Written problem: Can the data below be echoed back word for word?

***** Records to use *****

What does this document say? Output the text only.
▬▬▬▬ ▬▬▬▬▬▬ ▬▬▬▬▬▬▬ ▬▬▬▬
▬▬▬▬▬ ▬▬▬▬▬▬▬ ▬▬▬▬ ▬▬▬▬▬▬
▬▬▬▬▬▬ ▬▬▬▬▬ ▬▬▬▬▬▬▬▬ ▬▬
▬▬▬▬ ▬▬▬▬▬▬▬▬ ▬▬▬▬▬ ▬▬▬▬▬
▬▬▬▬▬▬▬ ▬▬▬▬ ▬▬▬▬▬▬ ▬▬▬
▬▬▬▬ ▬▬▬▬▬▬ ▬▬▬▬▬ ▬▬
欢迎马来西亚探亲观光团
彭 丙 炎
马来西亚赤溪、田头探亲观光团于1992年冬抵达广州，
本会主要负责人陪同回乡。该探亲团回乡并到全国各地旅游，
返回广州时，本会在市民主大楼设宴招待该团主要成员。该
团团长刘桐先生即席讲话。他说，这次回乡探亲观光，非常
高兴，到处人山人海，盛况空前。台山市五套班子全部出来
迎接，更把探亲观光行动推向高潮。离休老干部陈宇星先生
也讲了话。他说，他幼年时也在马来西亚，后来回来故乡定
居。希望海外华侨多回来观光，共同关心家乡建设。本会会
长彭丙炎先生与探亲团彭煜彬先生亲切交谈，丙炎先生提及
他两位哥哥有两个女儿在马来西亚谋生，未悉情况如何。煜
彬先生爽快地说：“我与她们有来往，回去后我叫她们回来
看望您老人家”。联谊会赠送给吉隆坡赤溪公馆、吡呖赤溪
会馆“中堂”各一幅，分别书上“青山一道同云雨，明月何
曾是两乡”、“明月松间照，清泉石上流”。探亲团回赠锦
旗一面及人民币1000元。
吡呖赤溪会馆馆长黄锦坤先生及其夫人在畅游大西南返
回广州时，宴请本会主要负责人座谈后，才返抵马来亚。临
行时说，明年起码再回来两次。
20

*****

Full response:
What does this document say? Output the text only.
▬▬▬▬ ▬▬▬▬▬▬ ▬▬▬▬▬▬▬ ▬▬▬▬
▬▬▬▬▬ ▬▬▬▬▬▬▬ ▬▬▬▬ ▬▬▬▬▬▬
▬▬▬▬▬▬ ▬▬▬▬▬ ▬▬▬▬▬▬▬▬ ▬▬
▬▬▬▬ ▬▬▬▬▬▬▬▬ ▬▬▬▬▬ ▬▬▬▬▬
▬▬▬▬▬▬▬ ▬▬▬▬ ▬▬▬▬▬▬ ▬▬▬
▬▬▬▬ ▬▬▬▬▬▬ ▬▬▬▬▬ ▬▬
欢迎马来西亚探亲观光团
彭 丙 炎
马来西亚赤溪、田头探亲观光团于1992年冬抵达广州，
本会主要负责人陪同回乡。该探亲团回乡并到全国各地旅游，
返回广州时，本会在市民主大楼设宴招待该团主要成员。该
团团长刘桐先生即席讲话。他说，这次回乡探亲观光，非常
高兴，到处人山人海，盛况空前。台山市五套班子全部出来
迎接，更把探亲观光行动推向高潮。离休老干部陈宇星先生
也讲了话。他说，他幼年时也在马来西亚，后来回来故乡定
居。希望海外华侨多回来观光，共同关心家乡建设。本会会
长彭丙炎先生与探亲团彭煜彬先生亲切交谈，丙炎先生提及
他两位哥哥有两个女儿在马来西亚谋生，未悉情况如何。煜
彬先生爽快地说：“我与她们有来往，回去后我叫她们回来
看望您老人家”。联谊会赠送给吉隆坡赤溪公馆、吡呖赤溪
会馆“中堂”各一幅，分别书上“青山一道同云雨，明月何
曾是两乡”、“明月松间照，清泉石上流”。探亲团回赠锦
旗一面及人民币1000元。
吡呖赤溪会馆馆长黄锦坤先生及其夫人在畅游大西南返
回广州时，宴请本会主要负责人座谈后，才返抵马来亚。临
行时说，明年起码再回来两次。
20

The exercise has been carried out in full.